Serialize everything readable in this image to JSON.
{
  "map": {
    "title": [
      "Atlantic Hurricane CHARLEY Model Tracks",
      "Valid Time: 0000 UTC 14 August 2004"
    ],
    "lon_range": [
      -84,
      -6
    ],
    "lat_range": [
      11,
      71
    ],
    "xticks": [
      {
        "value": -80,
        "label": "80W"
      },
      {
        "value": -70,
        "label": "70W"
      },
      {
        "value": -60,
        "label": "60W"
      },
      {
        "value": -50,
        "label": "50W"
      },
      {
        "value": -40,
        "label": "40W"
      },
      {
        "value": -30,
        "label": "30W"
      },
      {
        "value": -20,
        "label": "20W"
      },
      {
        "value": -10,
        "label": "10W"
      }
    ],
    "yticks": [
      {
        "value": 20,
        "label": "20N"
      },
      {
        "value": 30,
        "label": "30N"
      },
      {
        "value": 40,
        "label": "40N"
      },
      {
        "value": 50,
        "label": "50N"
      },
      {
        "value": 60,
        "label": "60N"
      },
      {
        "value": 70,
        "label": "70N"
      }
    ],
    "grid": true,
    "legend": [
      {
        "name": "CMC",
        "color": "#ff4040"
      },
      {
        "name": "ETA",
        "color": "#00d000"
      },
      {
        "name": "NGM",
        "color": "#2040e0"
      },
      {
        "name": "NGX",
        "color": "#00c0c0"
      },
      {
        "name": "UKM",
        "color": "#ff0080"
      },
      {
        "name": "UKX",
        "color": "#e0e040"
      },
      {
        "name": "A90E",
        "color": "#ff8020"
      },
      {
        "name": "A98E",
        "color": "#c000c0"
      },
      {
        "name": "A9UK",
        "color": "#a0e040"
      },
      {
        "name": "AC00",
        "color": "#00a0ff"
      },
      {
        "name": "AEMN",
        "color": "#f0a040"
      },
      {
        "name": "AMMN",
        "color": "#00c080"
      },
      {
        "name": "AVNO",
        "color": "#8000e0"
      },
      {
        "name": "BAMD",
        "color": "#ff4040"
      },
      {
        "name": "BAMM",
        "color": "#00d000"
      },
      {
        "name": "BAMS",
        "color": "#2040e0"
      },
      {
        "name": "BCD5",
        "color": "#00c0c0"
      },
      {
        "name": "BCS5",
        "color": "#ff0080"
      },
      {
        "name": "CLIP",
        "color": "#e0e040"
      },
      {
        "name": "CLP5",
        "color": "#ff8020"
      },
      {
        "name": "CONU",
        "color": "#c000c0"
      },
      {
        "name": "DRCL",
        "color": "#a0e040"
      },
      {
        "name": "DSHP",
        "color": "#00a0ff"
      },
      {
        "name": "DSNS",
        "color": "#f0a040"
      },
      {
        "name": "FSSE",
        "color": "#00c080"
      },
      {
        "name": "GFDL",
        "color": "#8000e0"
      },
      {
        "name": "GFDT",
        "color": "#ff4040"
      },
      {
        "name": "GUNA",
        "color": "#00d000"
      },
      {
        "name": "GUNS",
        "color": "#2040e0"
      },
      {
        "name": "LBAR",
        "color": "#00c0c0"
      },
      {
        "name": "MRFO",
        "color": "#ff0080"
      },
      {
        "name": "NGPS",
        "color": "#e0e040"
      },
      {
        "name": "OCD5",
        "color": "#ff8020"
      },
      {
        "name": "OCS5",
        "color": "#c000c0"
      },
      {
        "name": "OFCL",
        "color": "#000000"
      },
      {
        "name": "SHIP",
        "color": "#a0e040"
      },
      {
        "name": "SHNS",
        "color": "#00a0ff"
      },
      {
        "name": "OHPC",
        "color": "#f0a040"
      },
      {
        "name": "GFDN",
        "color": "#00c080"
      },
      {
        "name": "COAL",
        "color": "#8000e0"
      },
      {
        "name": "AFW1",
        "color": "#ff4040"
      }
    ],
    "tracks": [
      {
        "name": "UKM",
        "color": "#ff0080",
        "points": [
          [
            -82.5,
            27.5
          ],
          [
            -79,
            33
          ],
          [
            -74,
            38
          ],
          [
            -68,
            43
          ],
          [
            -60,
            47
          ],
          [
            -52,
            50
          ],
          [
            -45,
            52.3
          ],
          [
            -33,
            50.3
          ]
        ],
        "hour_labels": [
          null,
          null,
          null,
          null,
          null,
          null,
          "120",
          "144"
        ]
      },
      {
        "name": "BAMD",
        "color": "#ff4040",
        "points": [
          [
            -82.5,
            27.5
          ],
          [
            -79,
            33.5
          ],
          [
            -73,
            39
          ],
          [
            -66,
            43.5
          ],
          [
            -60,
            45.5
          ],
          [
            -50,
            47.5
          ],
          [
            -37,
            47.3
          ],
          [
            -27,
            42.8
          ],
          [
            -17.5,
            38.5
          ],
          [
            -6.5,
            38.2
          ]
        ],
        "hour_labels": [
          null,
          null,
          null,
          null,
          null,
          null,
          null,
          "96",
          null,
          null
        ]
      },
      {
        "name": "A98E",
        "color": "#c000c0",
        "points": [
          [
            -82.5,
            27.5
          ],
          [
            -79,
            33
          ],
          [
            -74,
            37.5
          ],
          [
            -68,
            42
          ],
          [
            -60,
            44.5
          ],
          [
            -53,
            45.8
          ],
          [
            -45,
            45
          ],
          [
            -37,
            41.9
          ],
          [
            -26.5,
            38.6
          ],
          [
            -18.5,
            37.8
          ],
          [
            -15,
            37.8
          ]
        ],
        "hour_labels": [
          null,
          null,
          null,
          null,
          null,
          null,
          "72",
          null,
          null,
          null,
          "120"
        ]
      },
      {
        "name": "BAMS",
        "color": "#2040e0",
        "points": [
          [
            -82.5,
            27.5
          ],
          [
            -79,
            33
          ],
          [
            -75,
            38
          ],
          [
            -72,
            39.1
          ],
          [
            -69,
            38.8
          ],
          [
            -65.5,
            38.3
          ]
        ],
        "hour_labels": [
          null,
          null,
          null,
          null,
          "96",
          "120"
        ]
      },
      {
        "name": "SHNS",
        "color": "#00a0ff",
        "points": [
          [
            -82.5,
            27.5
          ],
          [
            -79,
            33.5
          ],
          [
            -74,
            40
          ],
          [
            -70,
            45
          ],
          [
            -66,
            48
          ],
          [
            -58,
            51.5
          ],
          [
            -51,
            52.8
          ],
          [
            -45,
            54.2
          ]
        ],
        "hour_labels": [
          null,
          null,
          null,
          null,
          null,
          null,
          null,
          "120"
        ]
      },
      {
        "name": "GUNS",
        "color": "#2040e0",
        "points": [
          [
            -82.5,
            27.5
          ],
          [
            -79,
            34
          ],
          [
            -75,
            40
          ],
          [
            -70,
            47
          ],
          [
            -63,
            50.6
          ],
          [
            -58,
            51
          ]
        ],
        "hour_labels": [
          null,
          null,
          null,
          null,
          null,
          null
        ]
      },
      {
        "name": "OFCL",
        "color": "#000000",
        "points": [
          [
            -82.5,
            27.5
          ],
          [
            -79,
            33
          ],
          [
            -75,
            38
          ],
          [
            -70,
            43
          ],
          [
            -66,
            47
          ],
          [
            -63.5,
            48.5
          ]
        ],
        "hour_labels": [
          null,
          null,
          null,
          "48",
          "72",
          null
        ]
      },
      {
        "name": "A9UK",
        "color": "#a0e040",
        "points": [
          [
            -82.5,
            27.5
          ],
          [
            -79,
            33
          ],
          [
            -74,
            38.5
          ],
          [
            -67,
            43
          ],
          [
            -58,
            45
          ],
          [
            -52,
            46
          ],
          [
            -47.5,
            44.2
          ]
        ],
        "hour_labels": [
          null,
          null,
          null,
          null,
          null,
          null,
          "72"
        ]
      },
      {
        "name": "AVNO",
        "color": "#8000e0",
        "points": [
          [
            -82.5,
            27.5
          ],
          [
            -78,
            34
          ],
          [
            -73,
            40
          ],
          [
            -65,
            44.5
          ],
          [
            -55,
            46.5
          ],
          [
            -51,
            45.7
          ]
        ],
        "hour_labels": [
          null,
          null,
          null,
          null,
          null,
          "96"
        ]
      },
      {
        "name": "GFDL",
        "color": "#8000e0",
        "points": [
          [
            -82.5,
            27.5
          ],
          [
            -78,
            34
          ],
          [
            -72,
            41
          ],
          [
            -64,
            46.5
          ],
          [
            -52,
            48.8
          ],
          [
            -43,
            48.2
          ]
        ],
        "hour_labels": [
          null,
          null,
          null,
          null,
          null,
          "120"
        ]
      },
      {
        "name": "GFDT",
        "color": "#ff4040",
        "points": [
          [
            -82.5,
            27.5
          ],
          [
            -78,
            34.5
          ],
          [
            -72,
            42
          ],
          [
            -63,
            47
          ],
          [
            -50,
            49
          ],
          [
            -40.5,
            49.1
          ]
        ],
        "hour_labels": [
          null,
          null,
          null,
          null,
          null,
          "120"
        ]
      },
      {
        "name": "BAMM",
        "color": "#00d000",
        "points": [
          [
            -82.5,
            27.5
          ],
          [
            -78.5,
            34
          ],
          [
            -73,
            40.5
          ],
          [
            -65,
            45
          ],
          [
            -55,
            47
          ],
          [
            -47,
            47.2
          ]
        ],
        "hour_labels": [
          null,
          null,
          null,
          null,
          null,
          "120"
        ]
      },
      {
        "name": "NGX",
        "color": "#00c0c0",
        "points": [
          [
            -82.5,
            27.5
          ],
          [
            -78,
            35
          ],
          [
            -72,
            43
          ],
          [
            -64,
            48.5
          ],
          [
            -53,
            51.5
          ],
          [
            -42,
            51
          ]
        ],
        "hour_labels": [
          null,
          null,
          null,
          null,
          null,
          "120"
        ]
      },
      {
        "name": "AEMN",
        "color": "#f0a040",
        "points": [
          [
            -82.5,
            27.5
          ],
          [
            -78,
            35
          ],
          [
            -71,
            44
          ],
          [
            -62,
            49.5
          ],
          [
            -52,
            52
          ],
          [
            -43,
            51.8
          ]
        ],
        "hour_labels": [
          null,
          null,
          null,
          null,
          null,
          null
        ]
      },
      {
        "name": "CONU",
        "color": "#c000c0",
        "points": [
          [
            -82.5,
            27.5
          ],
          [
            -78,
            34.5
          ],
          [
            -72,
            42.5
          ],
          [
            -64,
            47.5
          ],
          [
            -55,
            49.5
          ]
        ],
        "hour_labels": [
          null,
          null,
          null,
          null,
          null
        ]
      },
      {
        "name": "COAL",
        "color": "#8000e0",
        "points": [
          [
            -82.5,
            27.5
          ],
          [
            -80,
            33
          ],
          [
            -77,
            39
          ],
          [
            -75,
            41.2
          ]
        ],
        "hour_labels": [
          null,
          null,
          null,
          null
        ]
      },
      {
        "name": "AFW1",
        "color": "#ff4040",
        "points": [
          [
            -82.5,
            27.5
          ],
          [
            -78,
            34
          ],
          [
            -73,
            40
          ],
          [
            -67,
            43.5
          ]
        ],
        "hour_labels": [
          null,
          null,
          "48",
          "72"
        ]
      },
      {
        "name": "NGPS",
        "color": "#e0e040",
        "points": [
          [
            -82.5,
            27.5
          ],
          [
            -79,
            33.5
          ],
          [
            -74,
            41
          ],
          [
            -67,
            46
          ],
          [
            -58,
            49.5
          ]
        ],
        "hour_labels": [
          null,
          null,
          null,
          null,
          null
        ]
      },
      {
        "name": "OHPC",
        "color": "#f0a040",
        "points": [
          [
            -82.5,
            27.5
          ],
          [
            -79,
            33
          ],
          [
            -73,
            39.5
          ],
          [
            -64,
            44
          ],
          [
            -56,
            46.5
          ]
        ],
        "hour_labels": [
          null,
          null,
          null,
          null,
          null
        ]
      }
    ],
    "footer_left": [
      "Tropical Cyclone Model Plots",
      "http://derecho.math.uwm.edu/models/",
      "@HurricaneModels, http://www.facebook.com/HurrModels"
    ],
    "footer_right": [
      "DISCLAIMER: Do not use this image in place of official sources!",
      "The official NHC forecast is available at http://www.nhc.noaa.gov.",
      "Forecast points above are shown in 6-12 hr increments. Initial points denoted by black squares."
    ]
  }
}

Set exercise:
List the lines of the entries that include "image".

Result of this exercise:
Serialize everything readable in this image to JSON.
      "DISCLAIMER: Do not use this image in place of official sources!",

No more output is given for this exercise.